▸ What to work on:
Only lines holding "Ethan" are wanted; copy each of them from the records below.

▸ Dataset records:
|---|

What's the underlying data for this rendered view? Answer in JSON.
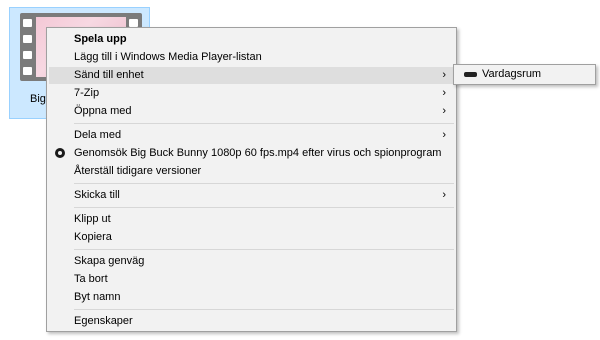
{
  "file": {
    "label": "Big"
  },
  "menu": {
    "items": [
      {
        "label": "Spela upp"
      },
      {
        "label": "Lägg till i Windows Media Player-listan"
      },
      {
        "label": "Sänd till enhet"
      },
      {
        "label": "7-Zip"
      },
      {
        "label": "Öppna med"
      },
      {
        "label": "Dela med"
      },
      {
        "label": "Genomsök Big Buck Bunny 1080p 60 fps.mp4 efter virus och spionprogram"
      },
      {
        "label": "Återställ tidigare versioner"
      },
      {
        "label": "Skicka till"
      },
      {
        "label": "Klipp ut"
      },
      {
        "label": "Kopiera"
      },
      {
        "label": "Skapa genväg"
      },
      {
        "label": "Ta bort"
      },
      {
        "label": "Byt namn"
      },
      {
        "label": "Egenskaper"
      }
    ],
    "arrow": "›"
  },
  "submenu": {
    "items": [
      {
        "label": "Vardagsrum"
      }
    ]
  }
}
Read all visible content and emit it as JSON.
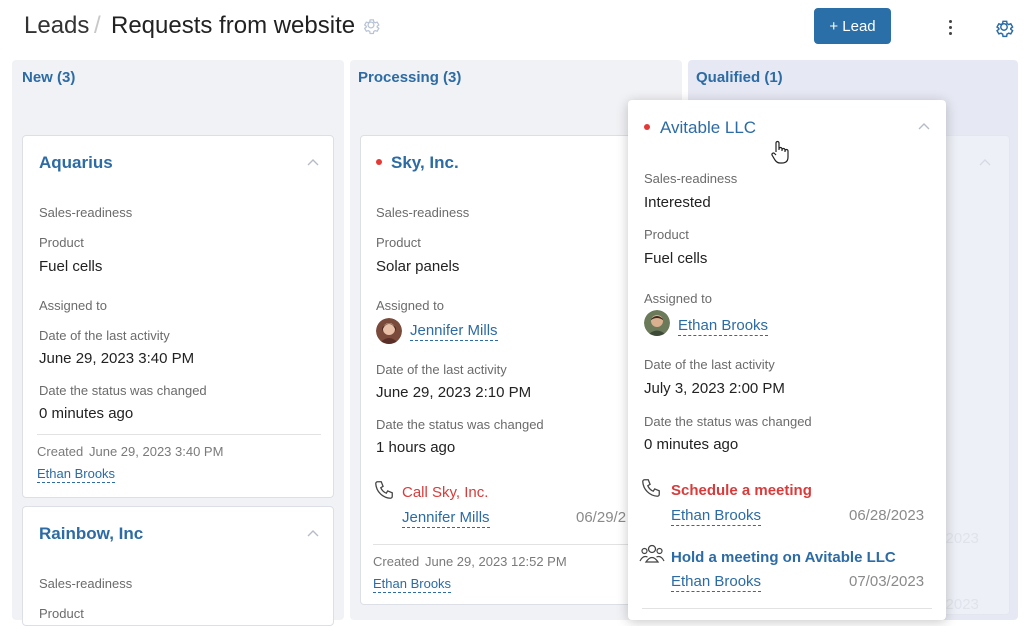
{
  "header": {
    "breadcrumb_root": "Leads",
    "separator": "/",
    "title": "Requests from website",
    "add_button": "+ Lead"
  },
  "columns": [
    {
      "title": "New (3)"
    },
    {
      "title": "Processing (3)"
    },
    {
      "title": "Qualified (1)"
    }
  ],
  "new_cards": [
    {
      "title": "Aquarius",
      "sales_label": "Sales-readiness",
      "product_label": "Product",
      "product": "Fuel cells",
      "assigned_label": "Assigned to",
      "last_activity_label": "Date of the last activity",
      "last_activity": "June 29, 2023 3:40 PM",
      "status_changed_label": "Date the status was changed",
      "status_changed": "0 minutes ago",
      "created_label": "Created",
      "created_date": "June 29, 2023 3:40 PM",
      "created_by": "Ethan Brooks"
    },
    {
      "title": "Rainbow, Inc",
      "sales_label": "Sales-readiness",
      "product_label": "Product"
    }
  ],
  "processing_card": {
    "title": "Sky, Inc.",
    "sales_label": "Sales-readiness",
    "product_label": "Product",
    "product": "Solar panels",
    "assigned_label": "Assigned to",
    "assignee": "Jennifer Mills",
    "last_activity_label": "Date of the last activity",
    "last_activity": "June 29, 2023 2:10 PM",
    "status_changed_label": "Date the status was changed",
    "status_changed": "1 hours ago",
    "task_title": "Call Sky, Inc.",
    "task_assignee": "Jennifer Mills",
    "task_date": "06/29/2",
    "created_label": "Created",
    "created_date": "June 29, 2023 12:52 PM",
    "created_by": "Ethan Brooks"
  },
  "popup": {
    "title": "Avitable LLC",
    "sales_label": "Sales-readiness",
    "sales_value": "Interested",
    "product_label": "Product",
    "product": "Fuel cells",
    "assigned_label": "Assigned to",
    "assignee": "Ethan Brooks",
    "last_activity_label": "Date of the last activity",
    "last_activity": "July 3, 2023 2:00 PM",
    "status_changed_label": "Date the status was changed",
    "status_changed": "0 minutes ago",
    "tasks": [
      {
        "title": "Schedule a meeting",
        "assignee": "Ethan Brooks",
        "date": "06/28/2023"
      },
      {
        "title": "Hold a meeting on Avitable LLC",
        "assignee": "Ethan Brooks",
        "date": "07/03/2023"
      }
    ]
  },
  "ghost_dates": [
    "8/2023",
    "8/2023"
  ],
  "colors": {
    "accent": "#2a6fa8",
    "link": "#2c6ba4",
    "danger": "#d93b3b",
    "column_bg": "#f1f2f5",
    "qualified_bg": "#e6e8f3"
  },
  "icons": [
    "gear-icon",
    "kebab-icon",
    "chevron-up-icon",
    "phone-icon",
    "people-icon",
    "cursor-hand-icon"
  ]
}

|---|

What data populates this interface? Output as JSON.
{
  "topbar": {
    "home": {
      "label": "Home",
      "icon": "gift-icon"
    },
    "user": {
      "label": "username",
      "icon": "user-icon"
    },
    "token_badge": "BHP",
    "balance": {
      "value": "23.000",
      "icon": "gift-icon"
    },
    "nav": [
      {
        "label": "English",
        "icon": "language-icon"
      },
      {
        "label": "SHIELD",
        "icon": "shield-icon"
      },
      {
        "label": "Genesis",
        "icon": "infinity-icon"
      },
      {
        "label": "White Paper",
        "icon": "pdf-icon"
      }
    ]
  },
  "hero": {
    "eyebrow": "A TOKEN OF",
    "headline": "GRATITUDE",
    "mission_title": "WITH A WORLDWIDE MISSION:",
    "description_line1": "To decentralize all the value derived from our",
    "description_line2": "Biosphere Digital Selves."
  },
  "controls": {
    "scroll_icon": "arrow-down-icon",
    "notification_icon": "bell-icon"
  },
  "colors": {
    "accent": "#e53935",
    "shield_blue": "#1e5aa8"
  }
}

|---|

▸ Solution for this exercise:
      "created_by": "Ethan Brooks"
    "created_by": "Ethan Brooks"
    "assignee": "Ethan Brooks",
        "assignee": "Ethan Brooks",
        "assignee": "Ethan Brooks",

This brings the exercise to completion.